**What you should do**
Return the records that follow unaltered. Omit every picture.

Records from a dataset
:::

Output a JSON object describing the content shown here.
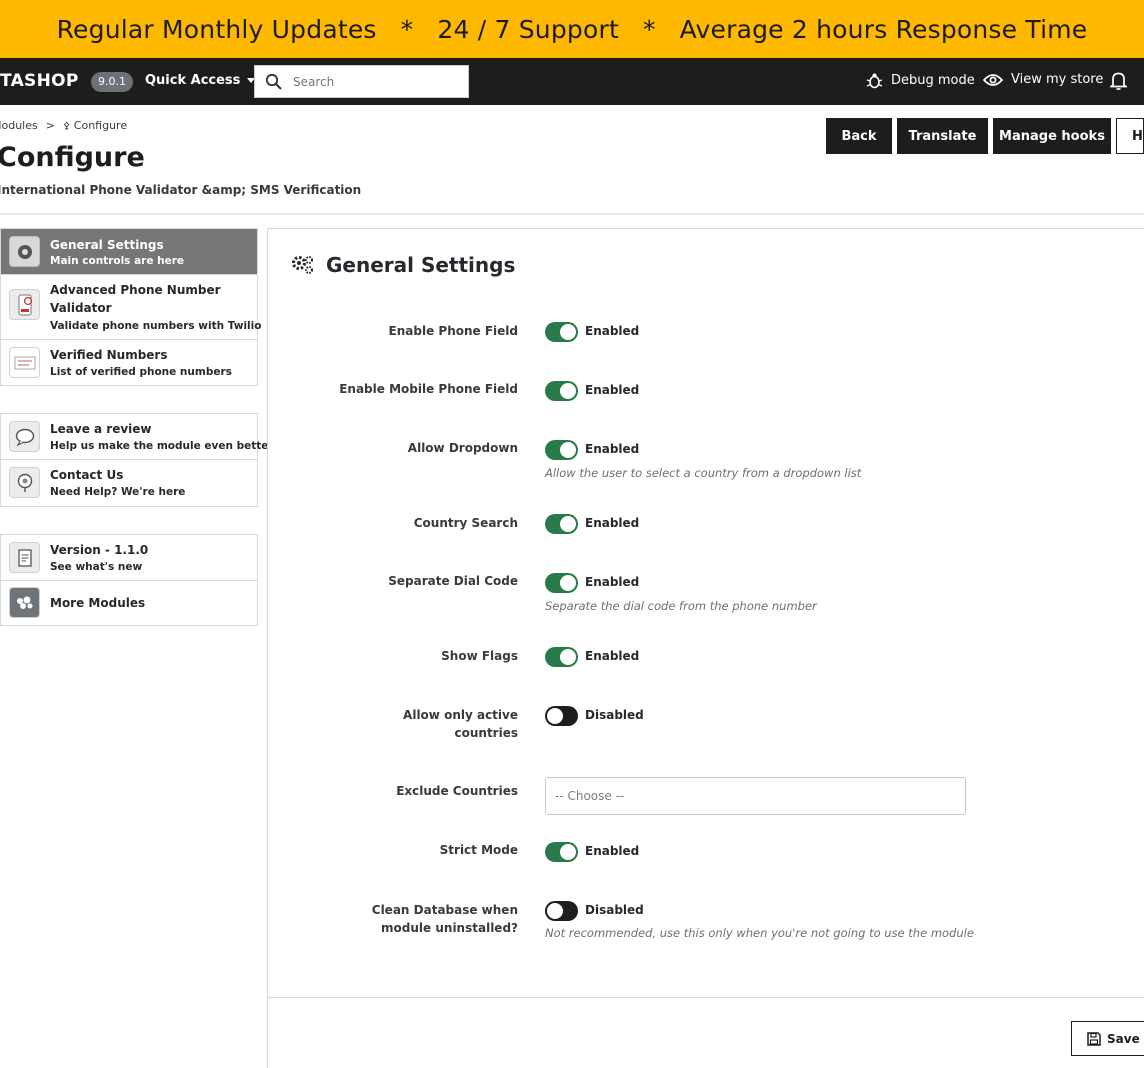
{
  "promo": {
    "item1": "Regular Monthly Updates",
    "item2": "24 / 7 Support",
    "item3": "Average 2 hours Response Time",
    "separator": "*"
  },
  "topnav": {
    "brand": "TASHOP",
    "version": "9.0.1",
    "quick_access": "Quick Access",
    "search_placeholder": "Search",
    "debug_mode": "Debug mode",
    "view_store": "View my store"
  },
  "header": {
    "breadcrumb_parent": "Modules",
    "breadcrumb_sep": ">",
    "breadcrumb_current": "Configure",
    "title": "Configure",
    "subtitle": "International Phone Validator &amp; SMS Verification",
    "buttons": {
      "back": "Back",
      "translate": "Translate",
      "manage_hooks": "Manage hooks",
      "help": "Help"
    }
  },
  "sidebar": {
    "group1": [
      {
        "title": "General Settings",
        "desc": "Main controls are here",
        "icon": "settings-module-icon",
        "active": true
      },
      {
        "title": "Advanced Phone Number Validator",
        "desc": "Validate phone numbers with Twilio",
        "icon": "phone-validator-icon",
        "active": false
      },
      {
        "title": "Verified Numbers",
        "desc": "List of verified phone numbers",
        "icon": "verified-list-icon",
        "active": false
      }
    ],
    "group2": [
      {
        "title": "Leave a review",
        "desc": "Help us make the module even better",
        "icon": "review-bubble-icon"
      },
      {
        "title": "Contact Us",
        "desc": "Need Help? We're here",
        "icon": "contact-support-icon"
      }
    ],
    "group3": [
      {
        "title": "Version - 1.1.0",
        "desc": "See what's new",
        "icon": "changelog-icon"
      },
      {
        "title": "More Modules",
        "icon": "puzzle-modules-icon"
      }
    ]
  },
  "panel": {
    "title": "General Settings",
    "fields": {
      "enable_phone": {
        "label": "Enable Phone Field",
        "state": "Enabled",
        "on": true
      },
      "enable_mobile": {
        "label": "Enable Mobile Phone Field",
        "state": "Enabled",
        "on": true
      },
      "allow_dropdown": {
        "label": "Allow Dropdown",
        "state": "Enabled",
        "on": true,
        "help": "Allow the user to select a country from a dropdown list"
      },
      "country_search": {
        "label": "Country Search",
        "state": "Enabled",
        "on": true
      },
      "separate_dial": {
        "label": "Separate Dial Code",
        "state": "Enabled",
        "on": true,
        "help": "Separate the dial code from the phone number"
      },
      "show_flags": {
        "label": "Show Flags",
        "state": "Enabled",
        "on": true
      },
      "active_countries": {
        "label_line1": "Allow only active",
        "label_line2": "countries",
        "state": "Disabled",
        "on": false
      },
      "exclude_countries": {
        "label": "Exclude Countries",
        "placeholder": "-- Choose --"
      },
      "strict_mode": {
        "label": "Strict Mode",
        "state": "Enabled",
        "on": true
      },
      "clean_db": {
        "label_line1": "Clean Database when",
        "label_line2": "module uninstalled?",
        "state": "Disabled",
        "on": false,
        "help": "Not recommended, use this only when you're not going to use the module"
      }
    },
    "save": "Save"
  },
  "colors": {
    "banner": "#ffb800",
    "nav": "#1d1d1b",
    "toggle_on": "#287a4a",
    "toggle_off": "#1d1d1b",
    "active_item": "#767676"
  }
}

:::

**Answer to this task**
Output a JSON object describing the content shown here.
{
  "promo": {
    "item1": "Regular Monthly Updates",
    "item2": "24 / 7 Support",
    "item3": "Average 2 hours Response Time",
    "separator": "*"
  },
  "topnav": {
    "brand": "TASHOP",
    "version": "9.0.1",
    "quick_access": "Quick Access",
    "search_placeholder": "Search",
    "debug_mode": "Debug mode",
    "view_store": "View my store"
  },
  "header": {
    "breadcrumb_parent": "Modules",
    "breadcrumb_sep": ">",
    "breadcrumb_current": "Configure",
    "title": "Configure",
    "subtitle": "International Phone Validator &amp; SMS Verification",
    "buttons": {
      "back": "Back",
      "translate": "Translate",
      "manage_hooks": "Manage hooks",
      "help": "Help"
    }
  },
  "sidebar": {
    "group1": [
      {
        "title": "General Settings",
        "desc": "Main controls are here",
        "icon": "settings-module-icon",
        "active": true
      },
      {
        "title": "Advanced Phone Number Validator",
        "desc": "Validate phone numbers with Twilio",
        "icon": "phone-validator-icon",
        "active": false
      },
      {
        "title": "Verified Numbers",
        "desc": "List of verified phone numbers",
        "icon": "verified-list-icon",
        "active": false
      }
    ],
    "group2": [
      {
        "title": "Leave a review",
        "desc": "Help us make the module even better",
        "icon": "review-bubble-icon"
      },
      {
        "title": "Contact Us",
        "desc": "Need Help? We're here",
        "icon": "contact-support-icon"
      }
    ],
    "group3": [
      {
        "title": "Version - 1.1.0",
        "desc": "See what's new",
        "icon": "changelog-icon"
      },
      {
        "title": "More Modules",
        "icon": "puzzle-modules-icon"
      }
    ]
  },
  "panel": {
    "title": "General Settings",
    "fields": {
      "enable_phone": {
        "label": "Enable Phone Field",
        "state": "Enabled",
        "on": true
      },
      "enable_mobile": {
        "label": "Enable Mobile Phone Field",
        "state": "Enabled",
        "on": true
      },
      "allow_dropdown": {
        "label": "Allow Dropdown",
        "state": "Enabled",
        "on": true,
        "help": "Allow the user to select a country from a dropdown list"
      },
      "country_search": {
        "label": "Country Search",
        "state": "Enabled",
        "on": true
      },
      "separate_dial": {
        "label": "Separate Dial Code",
        "state": "Enabled",
        "on": true,
        "help": "Separate the dial code from the phone number"
      },
      "show_flags": {
        "label": "Show Flags",
        "state": "Enabled",
        "on": true
      },
      "active_countries": {
        "label_line1": "Allow only active",
        "label_line2": "countries",
        "state": "Disabled",
        "on": false
      },
      "exclude_countries": {
        "label": "Exclude Countries",
        "placeholder": "-- Choose --"
      },
      "strict_mode": {
        "label": "Strict Mode",
        "state": "Enabled",
        "on": true
      },
      "clean_db": {
        "label_line1": "Clean Database when",
        "label_line2": "module uninstalled?",
        "state": "Disabled",
        "on": false,
        "help": "Not recommended, use this only when you're not going to use the module"
      }
    },
    "save": "Save"
  },
  "colors": {
    "banner": "#ffb800",
    "nav": "#1d1d1b",
    "toggle_on": "#287a4a",
    "toggle_off": "#1d1d1b",
    "active_item": "#767676"
  }
}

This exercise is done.